Records:

□ □ □

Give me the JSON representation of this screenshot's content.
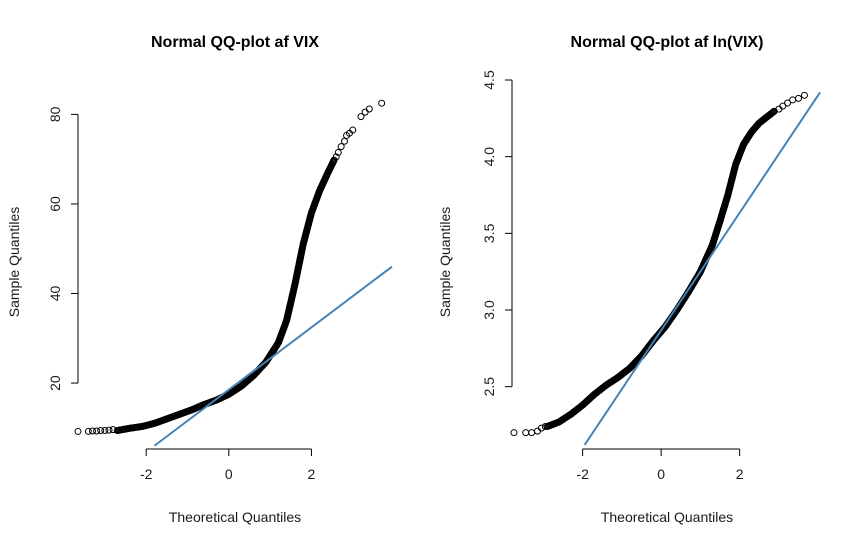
{
  "chart_data": [
    {
      "type": "scatter",
      "title": "Normal QQ-plot af VIX",
      "xlabel": "Theoretical Quantiles",
      "ylabel": "Sample Quantiles",
      "xlim": [
        -3.65,
        3.95
      ],
      "ylim": [
        5.5,
        85
      ],
      "xticks": [
        -2,
        0,
        2
      ],
      "yticks": [
        20,
        40,
        60,
        80
      ],
      "grid": false,
      "legend": "none",
      "point_color": "#000000",
      "line_color": "#4682B4",
      "qq_line": {
        "x": [
          -1.8,
          3.95
        ],
        "y": [
          6.0,
          46.0
        ]
      },
      "curve": [
        [
          -2.7,
          9.4
        ],
        [
          -2.4,
          9.9
        ],
        [
          -2.1,
          10.3
        ],
        [
          -1.8,
          11.0
        ],
        [
          -1.5,
          12.0
        ],
        [
          -1.2,
          13.0
        ],
        [
          -0.9,
          14.0
        ],
        [
          -0.6,
          15.2
        ],
        [
          -0.3,
          16.2
        ],
        [
          0.0,
          17.5
        ],
        [
          0.3,
          19.3
        ],
        [
          0.6,
          21.7
        ],
        [
          0.9,
          24.7
        ],
        [
          1.2,
          29.0
        ],
        [
          1.4,
          34.0
        ],
        [
          1.6,
          42.0
        ],
        [
          1.8,
          51.0
        ],
        [
          2.0,
          58.0
        ],
        [
          2.2,
          63.0
        ],
        [
          2.4,
          67.0
        ],
        [
          2.56,
          70.0
        ]
      ],
      "tail_points": [
        [
          -3.65,
          9.2
        ],
        [
          -3.4,
          9.2
        ],
        [
          -3.3,
          9.3
        ],
        [
          -3.2,
          9.3
        ],
        [
          -3.1,
          9.4
        ],
        [
          -3.0,
          9.4
        ],
        [
          -2.9,
          9.5
        ],
        [
          -2.8,
          9.6
        ],
        [
          2.6,
          70.5
        ],
        [
          2.65,
          71.5
        ],
        [
          2.72,
          72.8
        ],
        [
          2.8,
          74.0
        ],
        [
          2.85,
          75.3
        ],
        [
          2.92,
          75.8
        ],
        [
          3.0,
          76.5
        ],
        [
          3.2,
          79.5
        ],
        [
          3.3,
          80.5
        ],
        [
          3.4,
          81.2
        ],
        [
          3.7,
          82.5
        ]
      ]
    },
    {
      "type": "scatter",
      "title": "Normal QQ-plot af ln(VIX)",
      "xlabel": "Theoretical Quantiles",
      "ylabel": "Sample Quantiles",
      "xlim": [
        -3.8,
        4.2
      ],
      "ylim": [
        2.1,
        4.5
      ],
      "xticks": [
        -2,
        0,
        2
      ],
      "yticks": [
        2.5,
        3.0,
        3.5,
        4.0,
        4.5
      ],
      "grid": false,
      "legend": "none",
      "point_color": "#000000",
      "line_color": "#4682B4",
      "qq_line": {
        "x": [
          -1.95,
          4.05
        ],
        "y": [
          2.12,
          4.42
        ]
      },
      "curve": [
        [
          -2.9,
          2.24
        ],
        [
          -2.6,
          2.27
        ],
        [
          -2.3,
          2.32
        ],
        [
          -2.0,
          2.38
        ],
        [
          -1.7,
          2.45
        ],
        [
          -1.4,
          2.51
        ],
        [
          -1.1,
          2.56
        ],
        [
          -0.8,
          2.62
        ],
        [
          -0.5,
          2.7
        ],
        [
          -0.2,
          2.8
        ],
        [
          0.1,
          2.89
        ],
        [
          0.4,
          3.0
        ],
        [
          0.7,
          3.12
        ],
        [
          1.0,
          3.25
        ],
        [
          1.3,
          3.42
        ],
        [
          1.5,
          3.58
        ],
        [
          1.7,
          3.75
        ],
        [
          1.9,
          3.95
        ],
        [
          2.1,
          4.08
        ],
        [
          2.3,
          4.16
        ],
        [
          2.5,
          4.22
        ],
        [
          2.7,
          4.26
        ],
        [
          2.9,
          4.3
        ]
      ],
      "tail_points": [
        [
          -3.75,
          2.2
        ],
        [
          -3.45,
          2.2
        ],
        [
          -3.3,
          2.2
        ],
        [
          -3.15,
          2.21
        ],
        [
          -3.05,
          2.23
        ],
        [
          -2.95,
          2.24
        ],
        [
          3.0,
          4.31
        ],
        [
          3.1,
          4.33
        ],
        [
          3.22,
          4.35
        ],
        [
          3.35,
          4.37
        ],
        [
          3.5,
          4.38
        ],
        [
          3.65,
          4.4
        ]
      ]
    }
  ]
}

□ □ □

Stated problem: Reproduce all of the entries word for word, skipping any pictures they hold.

Result:
Give me the JSON representation of this screenshot's content.
{
  "chart_data": [
    {
      "type": "scatter",
      "title": "Normal QQ-plot af VIX",
      "xlabel": "Theoretical Quantiles",
      "ylabel": "Sample Quantiles",
      "xlim": [
        -3.65,
        3.95
      ],
      "ylim": [
        5.5,
        85
      ],
      "xticks": [
        -2,
        0,
        2
      ],
      "yticks": [
        20,
        40,
        60,
        80
      ],
      "grid": false,
      "legend": "none",
      "point_color": "#000000",
      "line_color": "#4682B4",
      "qq_line": {
        "x": [
          -1.8,
          3.95
        ],
        "y": [
          6.0,
          46.0
        ]
      },
      "curve": [
        [
          -2.7,
          9.4
        ],
        [
          -2.4,
          9.9
        ],
        [
          -2.1,
          10.3
        ],
        [
          -1.8,
          11.0
        ],
        [
          -1.5,
          12.0
        ],
        [
          -1.2,
          13.0
        ],
        [
          -0.9,
          14.0
        ],
        [
          -0.6,
          15.2
        ],
        [
          -0.3,
          16.2
        ],
        [
          0.0,
          17.5
        ],
        [
          0.3,
          19.3
        ],
        [
          0.6,
          21.7
        ],
        [
          0.9,
          24.7
        ],
        [
          1.2,
          29.0
        ],
        [
          1.4,
          34.0
        ],
        [
          1.6,
          42.0
        ],
        [
          1.8,
          51.0
        ],
        [
          2.0,
          58.0
        ],
        [
          2.2,
          63.0
        ],
        [
          2.4,
          67.0
        ],
        [
          2.56,
          70.0
        ]
      ],
      "tail_points": [
        [
          -3.65,
          9.2
        ],
        [
          -3.4,
          9.2
        ],
        [
          -3.3,
          9.3
        ],
        [
          -3.2,
          9.3
        ],
        [
          -3.1,
          9.4
        ],
        [
          -3.0,
          9.4
        ],
        [
          -2.9,
          9.5
        ],
        [
          -2.8,
          9.6
        ],
        [
          2.6,
          70.5
        ],
        [
          2.65,
          71.5
        ],
        [
          2.72,
          72.8
        ],
        [
          2.8,
          74.0
        ],
        [
          2.85,
          75.3
        ],
        [
          2.92,
          75.8
        ],
        [
          3.0,
          76.5
        ],
        [
          3.2,
          79.5
        ],
        [
          3.3,
          80.5
        ],
        [
          3.4,
          81.2
        ],
        [
          3.7,
          82.5
        ]
      ]
    },
    {
      "type": "scatter",
      "title": "Normal QQ-plot af ln(VIX)",
      "xlabel": "Theoretical Quantiles",
      "ylabel": "Sample Quantiles",
      "xlim": [
        -3.8,
        4.2
      ],
      "ylim": [
        2.1,
        4.5
      ],
      "xticks": [
        -2,
        0,
        2
      ],
      "yticks": [
        2.5,
        3.0,
        3.5,
        4.0,
        4.5
      ],
      "grid": false,
      "legend": "none",
      "point_color": "#000000",
      "line_color": "#4682B4",
      "qq_line": {
        "x": [
          -1.95,
          4.05
        ],
        "y": [
          2.12,
          4.42
        ]
      },
      "curve": [
        [
          -2.9,
          2.24
        ],
        [
          -2.6,
          2.27
        ],
        [
          -2.3,
          2.32
        ],
        [
          -2.0,
          2.38
        ],
        [
          -1.7,
          2.45
        ],
        [
          -1.4,
          2.51
        ],
        [
          -1.1,
          2.56
        ],
        [
          -0.8,
          2.62
        ],
        [
          -0.5,
          2.7
        ],
        [
          -0.2,
          2.8
        ],
        [
          0.1,
          2.89
        ],
        [
          0.4,
          3.0
        ],
        [
          0.7,
          3.12
        ],
        [
          1.0,
          3.25
        ],
        [
          1.3,
          3.42
        ],
        [
          1.5,
          3.58
        ],
        [
          1.7,
          3.75
        ],
        [
          1.9,
          3.95
        ],
        [
          2.1,
          4.08
        ],
        [
          2.3,
          4.16
        ],
        [
          2.5,
          4.22
        ],
        [
          2.7,
          4.26
        ],
        [
          2.9,
          4.3
        ]
      ],
      "tail_points": [
        [
          -3.75,
          2.2
        ],
        [
          -3.45,
          2.2
        ],
        [
          -3.3,
          2.2
        ],
        [
          -3.15,
          2.21
        ],
        [
          -3.05,
          2.23
        ],
        [
          -2.95,
          2.24
        ],
        [
          3.0,
          4.31
        ],
        [
          3.1,
          4.33
        ],
        [
          3.22,
          4.35
        ],
        [
          3.35,
          4.37
        ],
        [
          3.5,
          4.38
        ],
        [
          3.65,
          4.4
        ]
      ]
    }
  ]
}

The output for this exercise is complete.